(Extracted data entries)
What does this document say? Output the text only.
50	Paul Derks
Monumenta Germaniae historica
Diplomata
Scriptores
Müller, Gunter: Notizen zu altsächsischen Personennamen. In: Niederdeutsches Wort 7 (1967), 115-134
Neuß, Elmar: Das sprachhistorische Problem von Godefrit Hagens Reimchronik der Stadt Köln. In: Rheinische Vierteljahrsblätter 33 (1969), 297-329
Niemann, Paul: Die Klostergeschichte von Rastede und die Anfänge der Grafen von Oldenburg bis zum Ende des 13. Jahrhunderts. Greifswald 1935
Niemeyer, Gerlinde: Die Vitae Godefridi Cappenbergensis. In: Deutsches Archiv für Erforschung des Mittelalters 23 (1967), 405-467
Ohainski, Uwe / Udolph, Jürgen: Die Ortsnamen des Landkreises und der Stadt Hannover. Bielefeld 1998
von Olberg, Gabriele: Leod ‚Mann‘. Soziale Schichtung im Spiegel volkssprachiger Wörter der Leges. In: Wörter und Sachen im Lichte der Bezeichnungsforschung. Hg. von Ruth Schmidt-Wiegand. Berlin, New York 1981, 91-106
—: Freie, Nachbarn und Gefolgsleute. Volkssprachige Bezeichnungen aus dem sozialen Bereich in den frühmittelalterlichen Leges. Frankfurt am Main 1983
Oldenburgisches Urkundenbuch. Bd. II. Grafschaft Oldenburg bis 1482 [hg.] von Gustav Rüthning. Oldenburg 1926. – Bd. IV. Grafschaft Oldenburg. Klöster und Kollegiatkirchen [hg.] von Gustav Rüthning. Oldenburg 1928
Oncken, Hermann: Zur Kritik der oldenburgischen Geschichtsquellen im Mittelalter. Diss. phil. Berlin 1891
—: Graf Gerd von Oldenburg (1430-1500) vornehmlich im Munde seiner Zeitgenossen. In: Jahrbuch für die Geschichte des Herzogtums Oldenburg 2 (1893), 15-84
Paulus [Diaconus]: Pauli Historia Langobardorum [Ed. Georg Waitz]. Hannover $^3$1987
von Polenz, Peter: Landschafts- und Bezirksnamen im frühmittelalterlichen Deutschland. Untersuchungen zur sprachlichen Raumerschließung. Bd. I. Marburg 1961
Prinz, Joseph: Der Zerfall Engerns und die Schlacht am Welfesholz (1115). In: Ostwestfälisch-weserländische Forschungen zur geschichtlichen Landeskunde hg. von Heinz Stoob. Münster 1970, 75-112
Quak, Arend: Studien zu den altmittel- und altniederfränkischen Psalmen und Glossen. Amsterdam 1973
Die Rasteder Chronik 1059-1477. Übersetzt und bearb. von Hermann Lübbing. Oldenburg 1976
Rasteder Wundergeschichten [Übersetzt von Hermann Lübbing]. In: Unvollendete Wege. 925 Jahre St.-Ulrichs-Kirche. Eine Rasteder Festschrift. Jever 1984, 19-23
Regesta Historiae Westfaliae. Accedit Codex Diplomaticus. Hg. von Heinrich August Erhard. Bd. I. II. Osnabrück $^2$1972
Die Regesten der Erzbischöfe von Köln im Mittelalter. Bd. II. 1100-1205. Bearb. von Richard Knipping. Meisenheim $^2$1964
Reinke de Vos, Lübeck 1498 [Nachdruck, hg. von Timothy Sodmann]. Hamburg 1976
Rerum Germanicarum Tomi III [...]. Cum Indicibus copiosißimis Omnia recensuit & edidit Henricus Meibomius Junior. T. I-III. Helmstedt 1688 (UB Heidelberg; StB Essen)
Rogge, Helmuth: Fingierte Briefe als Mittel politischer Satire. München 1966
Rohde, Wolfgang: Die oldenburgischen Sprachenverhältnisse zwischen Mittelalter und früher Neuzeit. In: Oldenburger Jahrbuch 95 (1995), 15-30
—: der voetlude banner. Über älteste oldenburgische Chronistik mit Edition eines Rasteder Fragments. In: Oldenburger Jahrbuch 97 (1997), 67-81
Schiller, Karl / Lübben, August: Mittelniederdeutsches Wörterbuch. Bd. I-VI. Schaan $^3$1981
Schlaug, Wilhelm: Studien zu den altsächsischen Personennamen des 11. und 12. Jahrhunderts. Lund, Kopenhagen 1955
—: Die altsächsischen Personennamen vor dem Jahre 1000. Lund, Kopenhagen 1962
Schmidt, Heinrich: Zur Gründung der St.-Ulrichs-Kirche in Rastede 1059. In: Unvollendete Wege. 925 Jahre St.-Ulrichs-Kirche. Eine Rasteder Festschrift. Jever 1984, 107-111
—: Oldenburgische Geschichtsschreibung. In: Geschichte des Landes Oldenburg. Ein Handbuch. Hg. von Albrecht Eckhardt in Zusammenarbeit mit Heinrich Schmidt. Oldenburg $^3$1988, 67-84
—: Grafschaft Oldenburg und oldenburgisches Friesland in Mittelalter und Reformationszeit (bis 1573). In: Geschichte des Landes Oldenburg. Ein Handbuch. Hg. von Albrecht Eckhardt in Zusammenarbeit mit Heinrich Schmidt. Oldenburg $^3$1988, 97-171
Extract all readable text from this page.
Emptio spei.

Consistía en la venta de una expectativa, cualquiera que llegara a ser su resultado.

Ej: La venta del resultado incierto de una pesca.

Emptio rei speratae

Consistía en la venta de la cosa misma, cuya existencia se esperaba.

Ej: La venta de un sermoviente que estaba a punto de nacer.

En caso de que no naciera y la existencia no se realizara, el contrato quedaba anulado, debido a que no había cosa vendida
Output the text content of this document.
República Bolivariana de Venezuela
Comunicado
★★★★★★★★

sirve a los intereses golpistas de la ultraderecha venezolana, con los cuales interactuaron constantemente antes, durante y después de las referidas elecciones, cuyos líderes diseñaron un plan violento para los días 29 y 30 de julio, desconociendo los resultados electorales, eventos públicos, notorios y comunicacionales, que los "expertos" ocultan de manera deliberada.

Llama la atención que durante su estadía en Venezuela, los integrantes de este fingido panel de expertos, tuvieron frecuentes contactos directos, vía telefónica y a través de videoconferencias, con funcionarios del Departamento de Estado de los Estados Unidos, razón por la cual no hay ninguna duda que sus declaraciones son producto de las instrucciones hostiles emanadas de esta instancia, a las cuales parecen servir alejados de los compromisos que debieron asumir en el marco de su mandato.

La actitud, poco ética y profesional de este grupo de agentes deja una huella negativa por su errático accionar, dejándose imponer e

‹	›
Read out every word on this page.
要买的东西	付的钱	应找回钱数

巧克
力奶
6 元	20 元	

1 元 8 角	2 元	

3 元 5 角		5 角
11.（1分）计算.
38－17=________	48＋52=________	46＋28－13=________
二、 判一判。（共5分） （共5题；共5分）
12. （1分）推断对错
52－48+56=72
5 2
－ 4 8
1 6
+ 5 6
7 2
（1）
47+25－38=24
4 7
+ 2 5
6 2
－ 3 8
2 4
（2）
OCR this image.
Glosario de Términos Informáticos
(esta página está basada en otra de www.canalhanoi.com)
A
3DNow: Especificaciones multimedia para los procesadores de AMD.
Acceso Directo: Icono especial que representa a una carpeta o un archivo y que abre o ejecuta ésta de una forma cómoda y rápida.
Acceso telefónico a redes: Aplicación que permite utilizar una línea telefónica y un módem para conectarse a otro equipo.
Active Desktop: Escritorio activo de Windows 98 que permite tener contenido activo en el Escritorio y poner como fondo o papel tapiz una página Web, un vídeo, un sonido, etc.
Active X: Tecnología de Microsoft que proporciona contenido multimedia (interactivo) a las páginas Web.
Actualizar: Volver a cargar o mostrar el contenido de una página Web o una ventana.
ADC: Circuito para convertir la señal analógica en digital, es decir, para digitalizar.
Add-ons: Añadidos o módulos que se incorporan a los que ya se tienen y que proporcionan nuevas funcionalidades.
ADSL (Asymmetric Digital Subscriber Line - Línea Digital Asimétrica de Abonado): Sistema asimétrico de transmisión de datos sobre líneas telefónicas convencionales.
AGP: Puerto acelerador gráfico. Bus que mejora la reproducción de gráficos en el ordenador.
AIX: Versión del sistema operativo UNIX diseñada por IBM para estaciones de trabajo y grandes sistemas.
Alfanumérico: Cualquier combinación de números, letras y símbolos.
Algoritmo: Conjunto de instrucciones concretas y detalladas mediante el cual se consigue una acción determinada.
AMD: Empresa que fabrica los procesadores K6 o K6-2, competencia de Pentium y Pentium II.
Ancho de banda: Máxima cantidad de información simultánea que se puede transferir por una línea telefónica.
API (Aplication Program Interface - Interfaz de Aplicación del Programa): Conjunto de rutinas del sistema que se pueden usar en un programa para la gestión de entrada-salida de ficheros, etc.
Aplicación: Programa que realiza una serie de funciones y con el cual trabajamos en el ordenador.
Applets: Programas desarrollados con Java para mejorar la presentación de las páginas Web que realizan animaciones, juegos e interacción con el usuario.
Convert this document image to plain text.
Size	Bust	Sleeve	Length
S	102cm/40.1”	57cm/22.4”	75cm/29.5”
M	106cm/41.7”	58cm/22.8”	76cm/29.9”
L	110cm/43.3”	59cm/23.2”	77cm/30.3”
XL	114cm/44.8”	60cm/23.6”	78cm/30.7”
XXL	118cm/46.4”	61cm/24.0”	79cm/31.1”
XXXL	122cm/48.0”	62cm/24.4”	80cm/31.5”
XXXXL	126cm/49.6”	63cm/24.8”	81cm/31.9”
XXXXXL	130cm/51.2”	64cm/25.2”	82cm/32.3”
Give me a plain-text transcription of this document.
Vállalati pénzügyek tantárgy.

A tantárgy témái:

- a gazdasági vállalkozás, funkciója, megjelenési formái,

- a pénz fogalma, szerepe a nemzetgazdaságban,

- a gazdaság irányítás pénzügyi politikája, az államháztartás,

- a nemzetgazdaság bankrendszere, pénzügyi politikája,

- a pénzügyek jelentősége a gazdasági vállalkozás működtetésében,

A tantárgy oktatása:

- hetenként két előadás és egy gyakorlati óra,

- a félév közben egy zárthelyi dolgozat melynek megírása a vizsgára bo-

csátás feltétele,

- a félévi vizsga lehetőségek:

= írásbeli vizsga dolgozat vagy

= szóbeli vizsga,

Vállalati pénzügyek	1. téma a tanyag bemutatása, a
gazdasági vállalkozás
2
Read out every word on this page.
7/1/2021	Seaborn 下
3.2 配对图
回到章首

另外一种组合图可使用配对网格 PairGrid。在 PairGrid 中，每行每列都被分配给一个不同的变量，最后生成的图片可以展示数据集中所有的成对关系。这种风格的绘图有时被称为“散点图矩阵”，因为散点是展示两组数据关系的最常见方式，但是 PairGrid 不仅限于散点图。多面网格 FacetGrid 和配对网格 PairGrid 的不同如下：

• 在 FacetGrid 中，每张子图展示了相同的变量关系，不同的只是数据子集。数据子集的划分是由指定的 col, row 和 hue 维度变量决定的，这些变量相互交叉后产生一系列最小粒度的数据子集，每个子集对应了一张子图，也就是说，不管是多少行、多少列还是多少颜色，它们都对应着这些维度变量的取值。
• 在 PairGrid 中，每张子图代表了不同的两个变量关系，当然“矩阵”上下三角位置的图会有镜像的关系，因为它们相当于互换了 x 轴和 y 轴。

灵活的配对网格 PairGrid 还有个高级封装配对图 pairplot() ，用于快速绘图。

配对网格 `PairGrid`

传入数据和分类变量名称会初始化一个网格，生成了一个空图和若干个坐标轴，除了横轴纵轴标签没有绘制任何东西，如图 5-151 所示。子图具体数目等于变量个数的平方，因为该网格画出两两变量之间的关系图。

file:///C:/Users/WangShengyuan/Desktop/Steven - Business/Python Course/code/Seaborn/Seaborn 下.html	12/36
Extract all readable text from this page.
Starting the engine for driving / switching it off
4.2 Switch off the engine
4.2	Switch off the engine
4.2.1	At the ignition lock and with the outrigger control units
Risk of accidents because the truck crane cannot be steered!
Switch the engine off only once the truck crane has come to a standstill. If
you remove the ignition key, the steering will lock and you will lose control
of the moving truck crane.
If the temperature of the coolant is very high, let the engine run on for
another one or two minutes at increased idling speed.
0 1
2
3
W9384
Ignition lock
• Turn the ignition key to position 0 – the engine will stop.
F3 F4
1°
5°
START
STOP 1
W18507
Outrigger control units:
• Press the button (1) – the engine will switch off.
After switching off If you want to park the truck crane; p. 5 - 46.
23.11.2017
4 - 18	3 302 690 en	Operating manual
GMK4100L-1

**YOUR OBJECTIVE**
Look through the entries above and report each line where the string "Leges" occurs.

**RESPONSE TO THE EXERCISE**
von Olberg, Gabriele: Leod ‚Mann‘. Soziale Schichtung im Spiegel volkssprachiger Wörter der Leges. In: Wörter und Sachen im Lichte der Bezeichnungsforschung. Hg. von Ruth Schmidt-Wiegand. Berlin, New York 1981, 91-106
—: Freie, Nachbarn und Gefolgsleute. Volkssprachige Bezeichnungen aus dem sozialen Bereich in den frühmittelalterlichen Leges. Frankfurt am Main 1983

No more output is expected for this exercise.